* **The task**: All lines holding the word "roasted" should be located in the records and copied.

* **Records for the exercise**:
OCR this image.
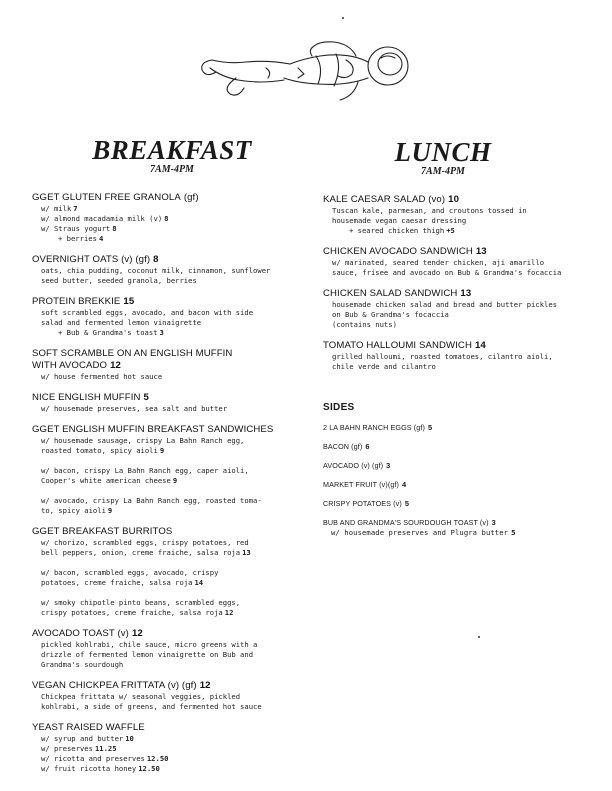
BREAKFAST
7AM-4PM
GGET GLUTEN FREE GRANOLA (gf)
w/ milk 7
w/ almond macadamia milk (v) 8
w/ Straus yogurt 8
+ berries 4
OVERNIGHT OATS (v) (gf) 8
oats, chia pudding, coconut milk, cinnamon, sunflower
seed butter, seeded granola, berries
PROTEIN BREKKIE 15
soft scrambled eggs, avocado, and bacon with side
salad and fermented lemon vinaigrette
+ Bub & Grandma's toast 3
SOFT SCRAMBLE ON AN ENGLISH MUFFIN
WITH AVOCADO 12
w/ house fermented hot sauce
NICE ENGLISH MUFFIN 5
w/ housemade preserves, sea salt and butter
GGET ENGLISH MUFFIN BREAKFAST SANDWICHES
w/ housemade sausage, crispy La Bahn Ranch egg,
roasted tomato, spicy aioli 9

w/ bacon, crispy La Bahn Ranch egg, caper aioli,
Cooper's white american cheese 9

w/ avocado, crispy La Bahn Ranch egg, roasted toma-
to, spicy aioli 9
GGET BREAKFAST BURRITOS
w/ chorizo, scrambled eggs, crispy potatoes, red
bell peppers, onion, creme fraiche, salsa roja 13

w/ bacon, scrambled eggs, avocado, crispy
potatoes, creme fraiche, salsa roja 14

w/ smoky chipotle pinto beans, scrambled eggs,
crispy potatoes, creme fraiche, salsa roja 12
AVOCADO TOAST (v) 12
pickled kohlrabi, chile sauce, micro greens with a
drizzle of fermented lemon vinaigrette on Bub and
Grandma's sourdough
VEGAN CHICKPEA FRITTATA (v) (gf) 12
Chickpea frittata w/ seasonal veggies, pickled
kohlrabi, a side of greens, and fermented hot sauce
YEAST RAISED WAFFLE
w/ syrup and butter 10
w/ preserves 11.25
w/ ricotta and preserves 12.50
w/ fruit ricotta honey 12.50
LUNCH
7AM-4PM
KALE CAESAR SALAD (vo) 10
Tuscan kale, parmesan, and croutons tossed in
housemade vegan caesar dressing
+ seared chicken thigh +5
CHICKEN AVOCADO SANDWICH 13
w/ marinated, seared tender chicken, aji amarillo
sauce, frisee and avocado on Bub & Grandma's focaccia
CHICKEN SALAD SANDWICH 13
housemade chicken salad and bread and butter pickles
on Bub & Grandma's focaccia
(contains nuts)
TOMATO HALLOUMI SANDWICH 14
grilled halloumi, roasted tomatoes, cilantro aioli,
chile verde and cilantro
SIDES
2 LA BAHN RANCH EGGS (gf) 5
BACON (gf) 6
AVOCADO (v) (gf) 3
MARKET FRUIT (v)(gf) 4
CRISPY POTATOES (v) 5
BUB AND GRANDMA'S SOURDOUGH TOAST (v) 3
w/ housemade preserves and Plugra butter 5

* **Your response**:
roasted tomato, spicy aioli 9
w/ avocado, crispy La Bahn Ranch egg, roasted toma-
grilled halloumi, roasted tomatoes, cilantro aioli,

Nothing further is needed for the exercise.